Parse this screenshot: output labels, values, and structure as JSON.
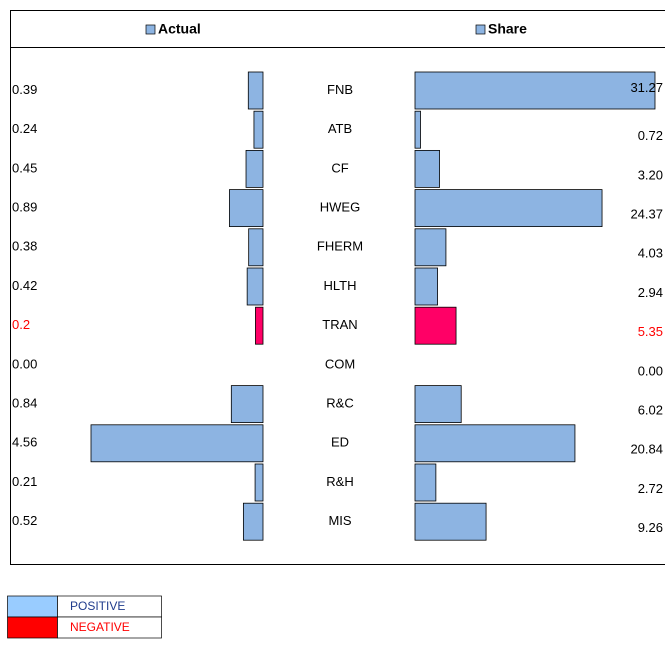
{
  "chart_data": {
    "type": "butterfly",
    "categories": [
      "FNB",
      "ATB",
      "CF",
      "HWEG",
      "FHERM",
      "HLTH",
      "TRAN",
      "COM",
      "R&C",
      "ED",
      "R&H",
      "MIS"
    ],
    "series": [
      {
        "name": "Actual",
        "color": "#8db4e2",
        "values": [
          0.39,
          0.24,
          0.45,
          0.89,
          0.38,
          0.42,
          0.2,
          0,
          0.84,
          4.56,
          0.21,
          0.52
        ],
        "value_labels": [
          "0.39",
          "0.24",
          "0.45",
          "0.89",
          "0.38",
          "0.42",
          "0.2",
          "0.00",
          "0.84",
          "4.56",
          "0.21",
          "0.52"
        ],
        "colors": [
          "#8db4e2",
          "#8db4e2",
          "#8db4e2",
          "#8db4e2",
          "#8db4e2",
          "#8db4e2",
          "#ff0066",
          "#8db4e2",
          "#8db4e2",
          "#8db4e2",
          "#8db4e2",
          "#8db4e2"
        ]
      },
      {
        "name": "Share",
        "color": "#8db4e2",
        "values": [
          31.27,
          0.72,
          3.2,
          24.37,
          4.03,
          2.94,
          5.35,
          0,
          6.02,
          20.84,
          2.72,
          9.26
        ],
        "value_labels": [
          "31.27",
          "0.72",
          "3.20",
          "24.37",
          "4.03",
          "2.94",
          "5.35",
          "0.00",
          "6.02",
          "20.84",
          "2.72",
          "9.26"
        ],
        "colors": [
          "#8db4e2",
          "#8db4e2",
          "#8db4e2",
          "#8db4e2",
          "#8db4e2",
          "#8db4e2",
          "#ff0066",
          "#8db4e2",
          "#8db4e2",
          "#8db4e2",
          "#8db4e2",
          "#8db4e2"
        ]
      }
    ],
    "legend": [
      {
        "label": "POSITIVE",
        "color": "#99ccff"
      },
      {
        "label": "NEGATIVE",
        "color": "#ff0000"
      }
    ]
  }
}
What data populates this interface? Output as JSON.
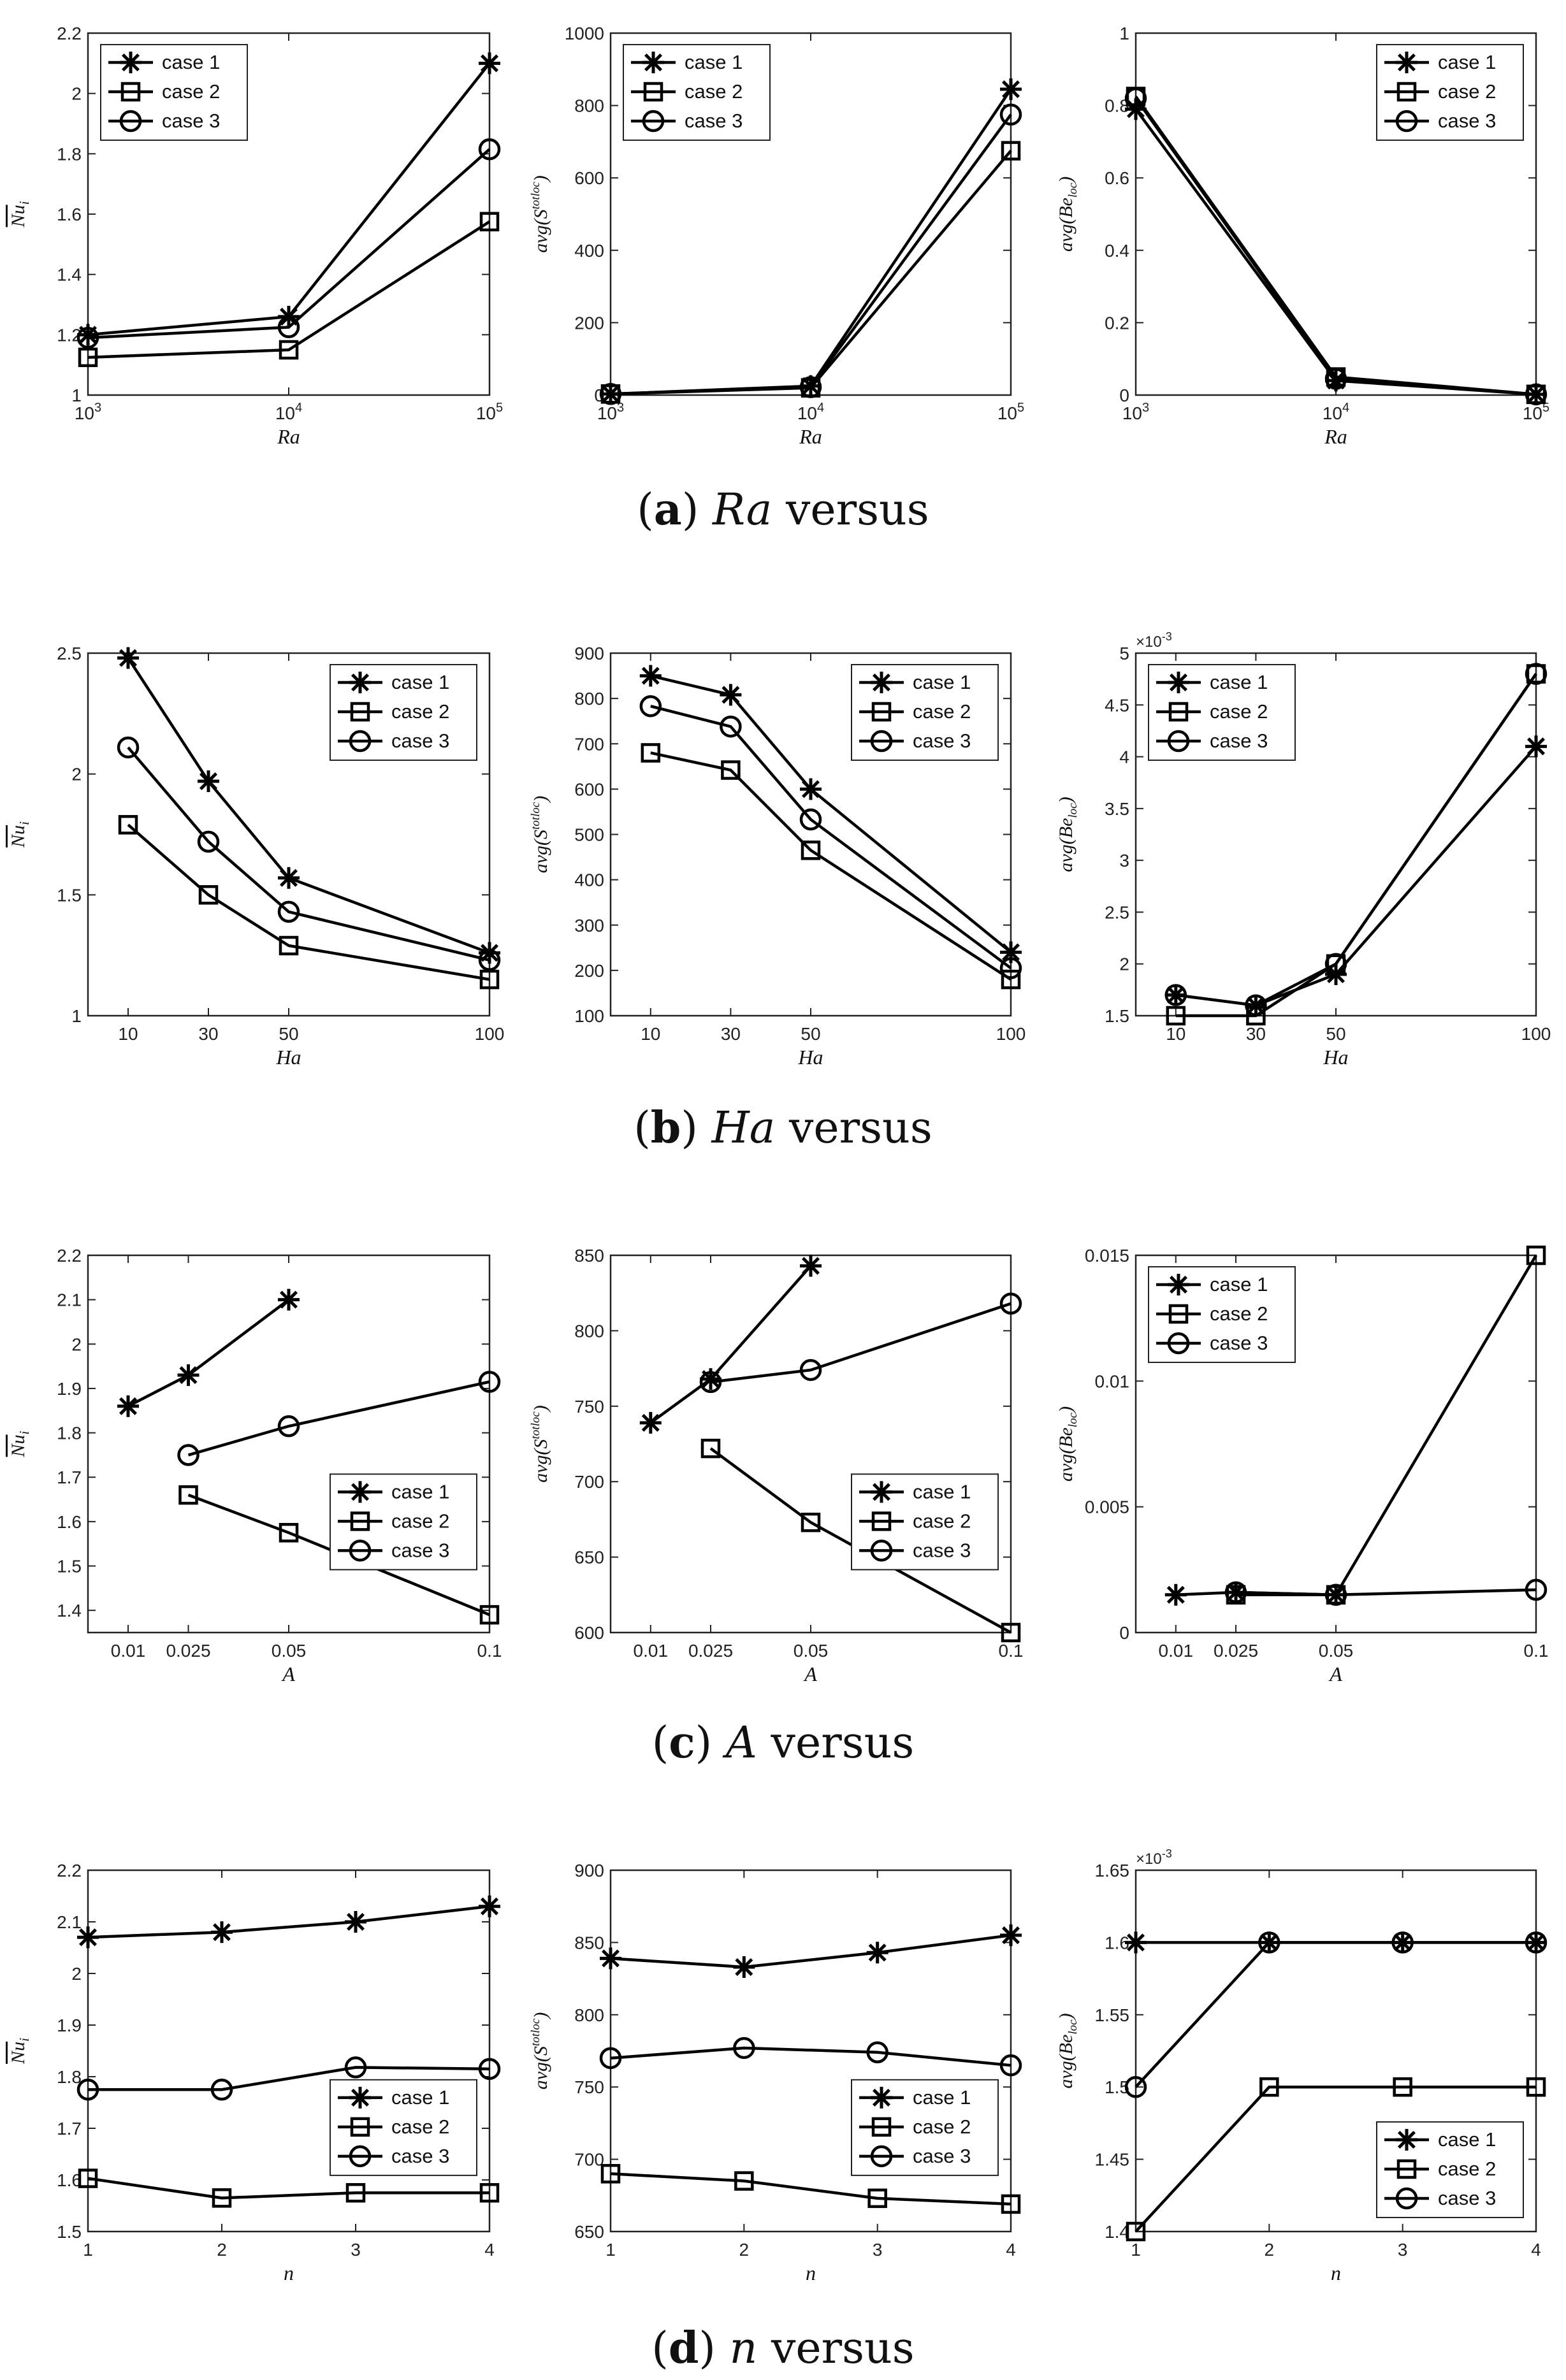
{
  "marker_legend": [
    "case 1",
    "case 2",
    "case 3"
  ],
  "captions": [
    {
      "letter": "a",
      "variable": "Ra",
      "suffix": "versus"
    },
    {
      "letter": "b",
      "variable": "Ha",
      "suffix": "versus"
    },
    {
      "letter": "c",
      "variable": "A",
      "suffix": "versus"
    },
    {
      "letter": "d",
      "variable": "n",
      "suffix": "versus"
    }
  ],
  "chart_data": [
    {
      "id": "a1",
      "type": "line",
      "xscale": "log",
      "xlabel": "Ra",
      "ylabel": "Nu_i (mean)",
      "x": [
        1000,
        10000,
        100000
      ],
      "xticks": [
        1000,
        10000,
        100000
      ],
      "xticklabels": [
        "10^3",
        "10^4",
        "10^5"
      ],
      "ylim": [
        1,
        2.2
      ],
      "yticks": [
        1,
        1.2,
        1.4,
        1.6,
        1.8,
        2,
        2.2
      ],
      "yticklabels": [
        "1",
        "1.2",
        "1.4",
        "1.6",
        "1.8",
        "2",
        "2.2"
      ],
      "legend": "top-left",
      "series": [
        {
          "name": "case 1",
          "values": [
            1.2,
            1.26,
            2.1
          ]
        },
        {
          "name": "case 2",
          "values": [
            1.125,
            1.15,
            1.575
          ]
        },
        {
          "name": "case 3",
          "values": [
            1.19,
            1.225,
            1.815
          ]
        }
      ]
    },
    {
      "id": "a2",
      "type": "line",
      "xscale": "log",
      "xlabel": "Ra",
      "ylabel": "avg(S_loc^tot)",
      "x": [
        1000,
        10000,
        100000
      ],
      "xticks": [
        1000,
        10000,
        100000
      ],
      "xticklabels": [
        "10^3",
        "10^4",
        "10^5"
      ],
      "ylim": [
        0,
        1000
      ],
      "yticks": [
        0,
        200,
        400,
        600,
        800,
        1000
      ],
      "yticklabels": [
        "0",
        "200",
        "400",
        "600",
        "800",
        "1000"
      ],
      "legend": "top-left",
      "series": [
        {
          "name": "case 1",
          "values": [
            3,
            25,
            845
          ]
        },
        {
          "name": "case 2",
          "values": [
            3,
            20,
            675
          ]
        },
        {
          "name": "case 3",
          "values": [
            3,
            22,
            775
          ]
        }
      ]
    },
    {
      "id": "a3",
      "type": "line",
      "xscale": "log",
      "xlabel": "Ra",
      "ylabel": "avg(Be_loc)",
      "x": [
        1000,
        10000,
        100000
      ],
      "xticks": [
        1000,
        10000,
        100000
      ],
      "xticklabels": [
        "10^3",
        "10^4",
        "10^5"
      ],
      "ylim": [
        0,
        1
      ],
      "yticks": [
        0,
        0.2,
        0.4,
        0.6,
        0.8,
        1
      ],
      "yticklabels": [
        "0",
        "0.2",
        "0.4",
        "0.6",
        "0.8",
        "1"
      ],
      "legend": "top-right",
      "series": [
        {
          "name": "case 1",
          "values": [
            0.79,
            0.04,
            0.002
          ]
        },
        {
          "name": "case 2",
          "values": [
            0.825,
            0.05,
            0.002
          ]
        },
        {
          "name": "case 3",
          "values": [
            0.82,
            0.045,
            0.002
          ]
        }
      ]
    },
    {
      "id": "b1",
      "type": "line",
      "xlabel": "Ha",
      "ylabel": "Nu_i (mean)",
      "x": [
        10,
        30,
        50,
        100
      ],
      "xlim": [
        0,
        100
      ],
      "xticks": [
        10,
        30,
        50,
        100
      ],
      "xticklabels": [
        "10",
        "30",
        "50",
        "100"
      ],
      "ylim": [
        1,
        2.5
      ],
      "yticks": [
        1,
        1.5,
        2,
        2.5
      ],
      "yticklabels": [
        "1",
        "1.5",
        "2",
        "2.5"
      ],
      "legend": "top-right",
      "series": [
        {
          "name": "case 1",
          "values": [
            2.48,
            1.97,
            1.57,
            1.26
          ]
        },
        {
          "name": "case 2",
          "values": [
            1.79,
            1.5,
            1.29,
            1.15
          ]
        },
        {
          "name": "case 3",
          "values": [
            2.11,
            1.72,
            1.43,
            1.23
          ]
        }
      ]
    },
    {
      "id": "b2",
      "type": "line",
      "xlabel": "Ha",
      "ylabel": "avg(S_loc^tot)",
      "x": [
        10,
        30,
        50,
        100
      ],
      "xlim": [
        0,
        100
      ],
      "xticks": [
        10,
        30,
        50,
        100
      ],
      "xticklabels": [
        "10",
        "30",
        "50",
        "100"
      ],
      "ylim": [
        100,
        900
      ],
      "yticks": [
        100,
        200,
        300,
        400,
        500,
        600,
        700,
        800,
        900
      ],
      "yticklabels": [
        "100",
        "200",
        "300",
        "400",
        "500",
        "600",
        "700",
        "800",
        "900"
      ],
      "legend": "top-right",
      "series": [
        {
          "name": "case 1",
          "values": [
            850,
            808,
            600,
            240
          ]
        },
        {
          "name": "case 2",
          "values": [
            680,
            642,
            465,
            180
          ]
        },
        {
          "name": "case 3",
          "values": [
            783,
            738,
            533,
            205
          ]
        }
      ]
    },
    {
      "id": "b3",
      "type": "line",
      "xlabel": "Ha",
      "ylabel": "avg(Be_loc)",
      "x": [
        10,
        30,
        50,
        100
      ],
      "xlim": [
        0,
        100
      ],
      "xticks": [
        10,
        30,
        50,
        100
      ],
      "xticklabels": [
        "10",
        "30",
        "50",
        "100"
      ],
      "ylim": [
        1.5,
        5
      ],
      "exponent": "×10^-3",
      "yticks": [
        1.5,
        2,
        2.5,
        3,
        3.5,
        4,
        4.5,
        5
      ],
      "yticklabels": [
        "1.5",
        "2",
        "2.5",
        "3",
        "3.5",
        "4",
        "4.5",
        "5"
      ],
      "legend": "top-left",
      "series": [
        {
          "name": "case 1",
          "values": [
            1.7,
            1.6,
            1.9,
            4.1
          ]
        },
        {
          "name": "case 2",
          "values": [
            1.5,
            1.5,
            2.0,
            4.8
          ]
        },
        {
          "name": "case 3",
          "values": [
            1.7,
            1.6,
            2.0,
            4.8
          ]
        }
      ]
    },
    {
      "id": "c1",
      "type": "line",
      "xlabel": "A",
      "ylabel": "Nu_i (mean)",
      "x": [
        0.01,
        0.025,
        0.05,
        0.1
      ],
      "xlim": [
        0,
        0.1
      ],
      "xticks": [
        0.01,
        0.025,
        0.05,
        0.1
      ],
      "xticklabels": [
        "0.01",
        "0.025",
        "0.05",
        "0.1"
      ],
      "ylim": [
        1.35,
        2.2
      ],
      "yticks": [
        1.4,
        1.5,
        1.6,
        1.7,
        1.8,
        1.9,
        2,
        2.1,
        2.2
      ],
      "yticklabels": [
        "1.4",
        "1.5",
        "1.6",
        "1.7",
        "1.8",
        "1.9",
        "2",
        "2.1",
        "2.2"
      ],
      "legend": "right",
      "series": [
        {
          "name": "case 1",
          "values": [
            1.86,
            1.93,
            2.1,
            null
          ]
        },
        {
          "name": "case 2",
          "values": [
            null,
            1.66,
            1.575,
            1.39
          ]
        },
        {
          "name": "case 3",
          "values": [
            null,
            1.75,
            1.815,
            1.915
          ]
        }
      ]
    },
    {
      "id": "c2",
      "type": "line",
      "xlabel": "A",
      "ylabel": "avg(S_loc^tot)",
      "x": [
        0.01,
        0.025,
        0.05,
        0.1
      ],
      "xlim": [
        0,
        0.1
      ],
      "xticks": [
        0.01,
        0.025,
        0.05,
        0.1
      ],
      "xticklabels": [
        "0.01",
        "0.025",
        "0.05",
        "0.1"
      ],
      "ylim": [
        600,
        850
      ],
      "yticks": [
        600,
        650,
        700,
        750,
        800,
        850
      ],
      "yticklabels": [
        "600",
        "650",
        "700",
        "750",
        "800",
        "850"
      ],
      "legend": "right",
      "series": [
        {
          "name": "case 1",
          "values": [
            739,
            768,
            843,
            null
          ]
        },
        {
          "name": "case 2",
          "values": [
            null,
            722,
            673,
            600
          ]
        },
        {
          "name": "case 3",
          "values": [
            null,
            766,
            774,
            818
          ]
        }
      ]
    },
    {
      "id": "c3",
      "type": "line",
      "xlabel": "A",
      "ylabel": "avg(Be_loc)",
      "x": [
        0.01,
        0.025,
        0.05,
        0.1
      ],
      "xlim": [
        0,
        0.1
      ],
      "xticks": [
        0.01,
        0.025,
        0.05,
        0.1
      ],
      "xticklabels": [
        "0.01",
        "0.025",
        "0.05",
        "0.1"
      ],
      "ylim": [
        0,
        0.015
      ],
      "yticks": [
        0,
        0.005,
        0.01,
        0.015
      ],
      "yticklabels": [
        "0",
        "0.005",
        "0.01",
        "0.015"
      ],
      "legend": "top-left",
      "series": [
        {
          "name": "case 1",
          "values": [
            0.0015,
            0.0016,
            0.0015,
            null
          ]
        },
        {
          "name": "case 2",
          "values": [
            null,
            0.0015,
            0.0015,
            0.015
          ]
        },
        {
          "name": "case 3",
          "values": [
            null,
            0.0016,
            0.0015,
            0.0017
          ]
        }
      ]
    },
    {
      "id": "d1",
      "type": "line",
      "xlabel": "n",
      "ylabel": "Nu_i (mean)",
      "x": [
        1,
        2,
        3,
        4
      ],
      "xlim": [
        1,
        4
      ],
      "xticks": [
        1,
        2,
        3,
        4
      ],
      "xticklabels": [
        "1",
        "2",
        "3",
        "4"
      ],
      "ylim": [
        1.5,
        2.2
      ],
      "yticks": [
        1.5,
        1.6,
        1.7,
        1.8,
        1.9,
        2,
        2.1,
        2.2
      ],
      "yticklabels": [
        "1.5",
        "1.6",
        "1.7",
        "1.8",
        "1.9",
        "2",
        "2.1",
        "2.2"
      ],
      "legend": "right",
      "series": [
        {
          "name": "case 1",
          "values": [
            2.07,
            2.08,
            2.1,
            2.13
          ]
        },
        {
          "name": "case 2",
          "values": [
            1.603,
            1.565,
            1.575,
            1.575
          ]
        },
        {
          "name": "case 3",
          "values": [
            1.775,
            1.775,
            1.818,
            1.815
          ]
        }
      ]
    },
    {
      "id": "d2",
      "type": "line",
      "xlabel": "n",
      "ylabel": "avg(S_loc^tot)",
      "x": [
        1,
        2,
        3,
        4
      ],
      "xlim": [
        1,
        4
      ],
      "xticks": [
        1,
        2,
        3,
        4
      ],
      "xticklabels": [
        "1",
        "2",
        "3",
        "4"
      ],
      "ylim": [
        650,
        900
      ],
      "yticks": [
        650,
        700,
        750,
        800,
        850,
        900
      ],
      "yticklabels": [
        "650",
        "700",
        "750",
        "800",
        "850",
        "900"
      ],
      "legend": "right",
      "series": [
        {
          "name": "case 1",
          "values": [
            839,
            833,
            843,
            855
          ]
        },
        {
          "name": "case 2",
          "values": [
            690,
            685,
            673,
            669
          ]
        },
        {
          "name": "case 3",
          "values": [
            770,
            777,
            774,
            765
          ]
        }
      ]
    },
    {
      "id": "d3",
      "type": "line",
      "xlabel": "n",
      "ylabel": "avg(Be_loc)",
      "x": [
        1,
        2,
        3,
        4
      ],
      "xlim": [
        1,
        4
      ],
      "xticks": [
        1,
        2,
        3,
        4
      ],
      "xticklabels": [
        "1",
        "2",
        "3",
        "4"
      ],
      "ylim": [
        1.4,
        1.65
      ],
      "exponent": "×10^-3",
      "yticks": [
        1.4,
        1.45,
        1.5,
        1.55,
        1.6,
        1.65
      ],
      "yticklabels": [
        "1.4",
        "1.45",
        "1.5",
        "1.55",
        "1.6",
        "1.65"
      ],
      "legend": "bottom-right",
      "series": [
        {
          "name": "case 1",
          "values": [
            1.6,
            1.6,
            1.6,
            1.6
          ]
        },
        {
          "name": "case 2",
          "values": [
            1.4,
            1.5,
            1.5,
            1.5
          ]
        },
        {
          "name": "case 3",
          "values": [
            1.5,
            1.6,
            1.6,
            1.6
          ]
        }
      ]
    }
  ]
}
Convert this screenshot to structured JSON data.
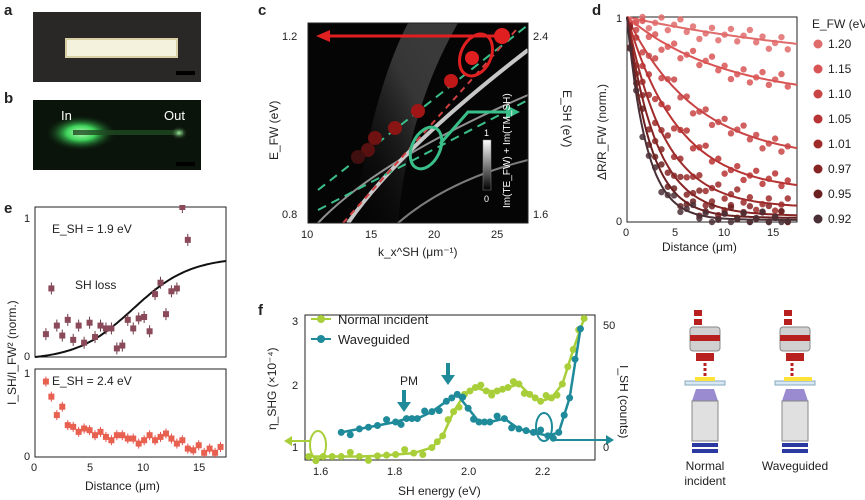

- [EXERCISE DETAILS]: Copy out every line of the data that includes the word "screenshot".

- [COMPLETED EXERCISE]:
Parse this screenshot: output labels, values, and structure as JSON.
Convert this screenshot to structured JSON data.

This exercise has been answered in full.